GOAL
Each line below should be quoted exactly, please.

Collected data entries
※
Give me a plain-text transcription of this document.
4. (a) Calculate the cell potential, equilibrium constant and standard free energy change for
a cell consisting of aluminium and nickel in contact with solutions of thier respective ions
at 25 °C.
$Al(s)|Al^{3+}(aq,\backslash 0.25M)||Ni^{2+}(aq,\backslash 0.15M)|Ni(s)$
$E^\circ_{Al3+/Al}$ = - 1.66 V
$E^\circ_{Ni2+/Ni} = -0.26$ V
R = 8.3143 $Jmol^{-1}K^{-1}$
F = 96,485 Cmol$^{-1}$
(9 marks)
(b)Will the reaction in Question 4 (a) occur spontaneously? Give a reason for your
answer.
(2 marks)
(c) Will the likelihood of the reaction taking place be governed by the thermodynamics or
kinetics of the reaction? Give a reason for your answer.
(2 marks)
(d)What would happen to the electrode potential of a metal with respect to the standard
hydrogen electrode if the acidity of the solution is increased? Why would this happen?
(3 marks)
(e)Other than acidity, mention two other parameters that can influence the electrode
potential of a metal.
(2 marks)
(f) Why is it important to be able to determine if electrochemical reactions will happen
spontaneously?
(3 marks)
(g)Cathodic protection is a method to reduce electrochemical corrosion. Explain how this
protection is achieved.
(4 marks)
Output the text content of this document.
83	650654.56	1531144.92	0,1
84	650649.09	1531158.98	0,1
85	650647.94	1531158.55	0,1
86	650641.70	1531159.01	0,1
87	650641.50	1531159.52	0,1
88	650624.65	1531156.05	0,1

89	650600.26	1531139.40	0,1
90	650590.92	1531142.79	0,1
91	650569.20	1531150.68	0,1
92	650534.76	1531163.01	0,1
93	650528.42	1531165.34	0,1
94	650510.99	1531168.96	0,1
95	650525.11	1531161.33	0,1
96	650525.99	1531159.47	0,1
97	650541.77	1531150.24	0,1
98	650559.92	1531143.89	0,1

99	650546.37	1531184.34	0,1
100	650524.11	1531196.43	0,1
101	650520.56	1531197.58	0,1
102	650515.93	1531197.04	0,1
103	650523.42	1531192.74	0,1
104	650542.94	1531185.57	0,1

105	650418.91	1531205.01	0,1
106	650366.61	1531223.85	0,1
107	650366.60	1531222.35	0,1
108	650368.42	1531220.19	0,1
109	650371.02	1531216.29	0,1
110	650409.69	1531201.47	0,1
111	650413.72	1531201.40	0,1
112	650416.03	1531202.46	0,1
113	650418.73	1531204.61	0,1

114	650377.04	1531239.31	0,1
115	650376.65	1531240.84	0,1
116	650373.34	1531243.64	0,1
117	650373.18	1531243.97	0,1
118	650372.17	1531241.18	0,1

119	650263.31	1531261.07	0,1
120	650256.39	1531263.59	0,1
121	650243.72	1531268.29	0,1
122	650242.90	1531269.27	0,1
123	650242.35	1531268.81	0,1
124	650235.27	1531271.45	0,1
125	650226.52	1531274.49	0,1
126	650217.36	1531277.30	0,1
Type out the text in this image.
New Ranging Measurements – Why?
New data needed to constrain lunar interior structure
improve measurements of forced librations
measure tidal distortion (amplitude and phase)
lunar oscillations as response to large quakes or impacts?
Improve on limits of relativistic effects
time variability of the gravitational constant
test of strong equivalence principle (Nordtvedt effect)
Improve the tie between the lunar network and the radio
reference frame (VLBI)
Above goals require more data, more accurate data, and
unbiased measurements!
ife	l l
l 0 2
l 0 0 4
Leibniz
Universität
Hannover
※
SOLUTION FOR THIS PROBLEM
Give me a plain-text transcription of this document.
4. (a) Calculate the cell potential, equilibrium constant and standard free energy change for
a cell consisting of aluminium and nickel in contact with solutions of thier respective ions
at 25 °C.
$Al(s)|Al^{3+}(aq,\backslash 0.25M)||Ni^{2+}(aq,\backslash 0.15M)|Ni(s)$
$E^\circ_{Al3+/Al}$ = - 1.66 V
$E^\circ_{Ni2+/Ni} = -0.26$ V
R = 8.3143 $Jmol^{-1}K^{-1}$
F = 96,485 Cmol$^{-1}$
(9 marks)
(b)Will the reaction in Question 4 (a) occur spontaneously? Give a reason for your
answer.
(2 marks)
(c) Will the likelihood of the reaction taking place be governed by the thermodynamics or
kinetics of the reaction? Give a reason for your answer.
(2 marks)
(d)What would happen to the electrode potential of a metal with respect to the standard
hydrogen electrode if the acidity of the solution is increased? Why would this happen?
(3 marks)
(e)Other than acidity, mention two other parameters that can influence the electrode
potential of a metal.
(2 marks)
(f) Why is it important to be able to determine if electrochemical reactions will happen
spontaneously?
(3 marks)
(g)Cathodic protection is a method to reduce electrochemical corrosion. Explain how this
protection is achieved.
(4 marks)
Output the text content of this document.
83	650654.56	1531144.92	0,1
84	650649.09	1531158.98	0,1
85	650647.94	1531158.55	0,1
86	650641.70	1531159.01	0,1
87	650641.50	1531159.52	0,1
88	650624.65	1531156.05	0,1

89	650600.26	1531139.40	0,1
90	650590.92	1531142.79	0,1
91	650569.20	1531150.68	0,1
92	650534.76	1531163.01	0,1
93	650528.42	1531165.34	0,1
94	650510.99	1531168.96	0,1
95	650525.11	1531161.33	0,1
96	650525.99	1531159.47	0,1
97	650541.77	1531150.24	0,1
98	650559.92	1531143.89	0,1

99	650546.37	1531184.34	0,1
100	650524.11	1531196.43	0,1
101	650520.56	1531197.58	0,1
102	650515.93	1531197.04	0,1
103	650523.42	1531192.74	0,1
104	650542.94	1531185.57	0,1

105	650418.91	1531205.01	0,1
106	650366.61	1531223.85	0,1
107	650366.60	1531222.35	0,1
108	650368.42	1531220.19	0,1
109	650371.02	1531216.29	0,1
110	650409.69	1531201.47	0,1
111	650413.72	1531201.40	0,1
112	650416.03	1531202.46	0,1
113	650418.73	1531204.61	0,1

114	650377.04	1531239.31	0,1
115	650376.65	1531240.84	0,1
116	650373.34	1531243.64	0,1
117	650373.18	1531243.97	0,1
118	650372.17	1531241.18	0,1

119	650263.31	1531261.07	0,1
120	650256.39	1531263.59	0,1
121	650243.72	1531268.29	0,1
122	650242.90	1531269.27	0,1
123	650242.35	1531268.81	0,1
124	650235.27	1531271.45	0,1
125	650226.52	1531274.49	0,1
126	650217.36	1531277.30	0,1
Type out the text in this image.
New Ranging Measurements – Why?
New data needed to constrain lunar interior structure
improve measurements of forced librations
measure tidal distortion (amplitude and phase)
lunar oscillations as response to large quakes or impacts?
Improve on limits of relativistic effects
time variability of the gravitational constant
test of strong equivalence principle (Nordtvedt effect)
Improve the tie between the lunar network and the radio
reference frame (VLBI)
Above goals require more data, more accurate data, and
unbiased measurements!
ife	l l
l 0 2
l 0 0 4
Leibniz
Universität
Hannover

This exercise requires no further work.